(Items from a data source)
===
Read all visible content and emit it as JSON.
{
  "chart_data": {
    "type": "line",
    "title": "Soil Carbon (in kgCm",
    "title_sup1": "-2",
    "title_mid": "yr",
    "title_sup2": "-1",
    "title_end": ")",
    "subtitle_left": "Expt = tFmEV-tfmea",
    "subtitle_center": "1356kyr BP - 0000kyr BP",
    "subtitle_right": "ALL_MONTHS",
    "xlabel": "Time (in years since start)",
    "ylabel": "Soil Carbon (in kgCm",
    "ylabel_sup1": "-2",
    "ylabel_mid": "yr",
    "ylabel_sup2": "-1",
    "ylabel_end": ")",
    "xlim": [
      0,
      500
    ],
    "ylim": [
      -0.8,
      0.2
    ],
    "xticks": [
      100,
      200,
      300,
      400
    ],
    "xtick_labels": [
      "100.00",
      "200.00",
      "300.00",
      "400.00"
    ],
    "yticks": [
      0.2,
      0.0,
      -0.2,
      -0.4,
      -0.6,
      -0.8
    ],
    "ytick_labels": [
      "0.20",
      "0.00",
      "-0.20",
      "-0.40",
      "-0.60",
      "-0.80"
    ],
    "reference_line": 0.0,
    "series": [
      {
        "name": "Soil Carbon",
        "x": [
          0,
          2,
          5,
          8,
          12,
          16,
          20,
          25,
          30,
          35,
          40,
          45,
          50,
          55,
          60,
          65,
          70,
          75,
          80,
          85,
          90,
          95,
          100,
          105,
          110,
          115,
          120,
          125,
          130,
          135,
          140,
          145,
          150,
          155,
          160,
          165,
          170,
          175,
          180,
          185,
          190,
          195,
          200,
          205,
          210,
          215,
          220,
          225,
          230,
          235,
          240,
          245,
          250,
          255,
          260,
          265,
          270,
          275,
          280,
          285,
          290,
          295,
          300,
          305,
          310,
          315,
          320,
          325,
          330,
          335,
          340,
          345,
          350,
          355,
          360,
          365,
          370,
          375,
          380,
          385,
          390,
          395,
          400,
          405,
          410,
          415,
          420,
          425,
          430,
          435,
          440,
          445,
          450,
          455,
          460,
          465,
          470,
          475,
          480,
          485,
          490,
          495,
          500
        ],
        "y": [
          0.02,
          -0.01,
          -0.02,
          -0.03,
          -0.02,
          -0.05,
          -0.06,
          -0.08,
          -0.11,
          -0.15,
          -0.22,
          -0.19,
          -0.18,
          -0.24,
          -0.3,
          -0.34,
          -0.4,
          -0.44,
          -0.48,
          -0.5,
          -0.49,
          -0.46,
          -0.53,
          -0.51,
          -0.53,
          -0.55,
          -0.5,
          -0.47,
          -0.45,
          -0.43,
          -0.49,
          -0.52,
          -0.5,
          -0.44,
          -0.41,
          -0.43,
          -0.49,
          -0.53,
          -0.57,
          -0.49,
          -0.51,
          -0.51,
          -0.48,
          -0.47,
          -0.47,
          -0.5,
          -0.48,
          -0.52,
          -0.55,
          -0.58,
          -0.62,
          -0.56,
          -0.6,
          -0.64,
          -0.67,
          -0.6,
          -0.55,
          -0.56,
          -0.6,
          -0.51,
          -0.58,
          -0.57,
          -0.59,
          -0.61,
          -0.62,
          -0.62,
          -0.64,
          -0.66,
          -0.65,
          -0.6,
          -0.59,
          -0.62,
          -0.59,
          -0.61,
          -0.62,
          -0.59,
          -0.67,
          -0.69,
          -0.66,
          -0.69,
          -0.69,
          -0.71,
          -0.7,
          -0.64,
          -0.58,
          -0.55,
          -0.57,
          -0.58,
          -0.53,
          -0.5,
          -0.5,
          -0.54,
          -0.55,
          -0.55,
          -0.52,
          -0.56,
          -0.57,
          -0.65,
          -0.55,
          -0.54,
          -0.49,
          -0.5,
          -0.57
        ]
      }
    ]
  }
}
===
# [Work to be completed]
From the first line to the last, retype the data exactly.

# [Answer to the exercise]
Read all visible content and emit it as JSON.
{
  "chart_data": {
    "type": "line",
    "title": "Soil Carbon (in kgCm",
    "title_sup1": "-2",
    "title_mid": "yr",
    "title_sup2": "-1",
    "title_end": ")",
    "subtitle_left": "Expt = tFmEV-tfmea",
    "subtitle_center": "1356kyr BP - 0000kyr BP",
    "subtitle_right": "ALL_MONTHS",
    "xlabel": "Time (in years since start)",
    "ylabel": "Soil Carbon (in kgCm",
    "ylabel_sup1": "-2",
    "ylabel_mid": "yr",
    "ylabel_sup2": "-1",
    "ylabel_end": ")",
    "xlim": [
      0,
      500
    ],
    "ylim": [
      -0.8,
      0.2
    ],
    "xticks": [
      100,
      200,
      300,
      400
    ],
    "xtick_labels": [
      "100.00",
      "200.00",
      "300.00",
      "400.00"
    ],
    "yticks": [
      0.2,
      0.0,
      -0.2,
      -0.4,
      -0.6,
      -0.8
    ],
    "ytick_labels": [
      "0.20",
      "0.00",
      "-0.20",
      "-0.40",
      "-0.60",
      "-0.80"
    ],
    "reference_line": 0.0,
    "series": [
      {
        "name": "Soil Carbon",
        "x": [
          0,
          2,
          5,
          8,
          12,
          16,
          20,
          25,
          30,
          35,
          40,
          45,
          50,
          55,
          60,
          65,
          70,
          75,
          80,
          85,
          90,
          95,
          100,
          105,
          110,
          115,
          120,
          125,
          130,
          135,
          140,
          145,
          150,
          155,
          160,
          165,
          170,
          175,
          180,
          185,
          190,
          195,
          200,
          205,
          210,
          215,
          220,
          225,
          230,
          235,
          240,
          245,
          250,
          255,
          260,
          265,
          270,
          275,
          280,
          285,
          290,
          295,
          300,
          305,
          310,
          315,
          320,
          325,
          330,
          335,
          340,
          345,
          350,
          355,
          360,
          365,
          370,
          375,
          380,
          385,
          390,
          395,
          400,
          405,
          410,
          415,
          420,
          425,
          430,
          435,
          440,
          445,
          450,
          455,
          460,
          465,
          470,
          475,
          480,
          485,
          490,
          495,
          500
        ],
        "y": [
          0.02,
          -0.01,
          -0.02,
          -0.03,
          -0.02,
          -0.05,
          -0.06,
          -0.08,
          -0.11,
          -0.15,
          -0.22,
          -0.19,
          -0.18,
          -0.24,
          -0.3,
          -0.34,
          -0.4,
          -0.44,
          -0.48,
          -0.5,
          -0.49,
          -0.46,
          -0.53,
          -0.51,
          -0.53,
          -0.55,
          -0.5,
          -0.47,
          -0.45,
          -0.43,
          -0.49,
          -0.52,
          -0.5,
          -0.44,
          -0.41,
          -0.43,
          -0.49,
          -0.53,
          -0.57,
          -0.49,
          -0.51,
          -0.51,
          -0.48,
          -0.47,
          -0.47,
          -0.5,
          -0.48,
          -0.52,
          -0.55,
          -0.58,
          -0.62,
          -0.56,
          -0.6,
          -0.64,
          -0.67,
          -0.6,
          -0.55,
          -0.56,
          -0.6,
          -0.51,
          -0.58,
          -0.57,
          -0.59,
          -0.61,
          -0.62,
          -0.62,
          -0.64,
          -0.66,
          -0.65,
          -0.6,
          -0.59,
          -0.62,
          -0.59,
          -0.61,
          -0.62,
          -0.59,
          -0.67,
          -0.69,
          -0.66,
          -0.69,
          -0.69,
          -0.71,
          -0.7,
          -0.64,
          -0.58,
          -0.55,
          -0.57,
          -0.58,
          -0.53,
          -0.5,
          -0.5,
          -0.54,
          -0.55,
          -0.55,
          -0.52,
          -0.56,
          -0.57,
          -0.65,
          -0.55,
          -0.54,
          -0.49,
          -0.5,
          -0.57
        ]
      }
    ]
  }
}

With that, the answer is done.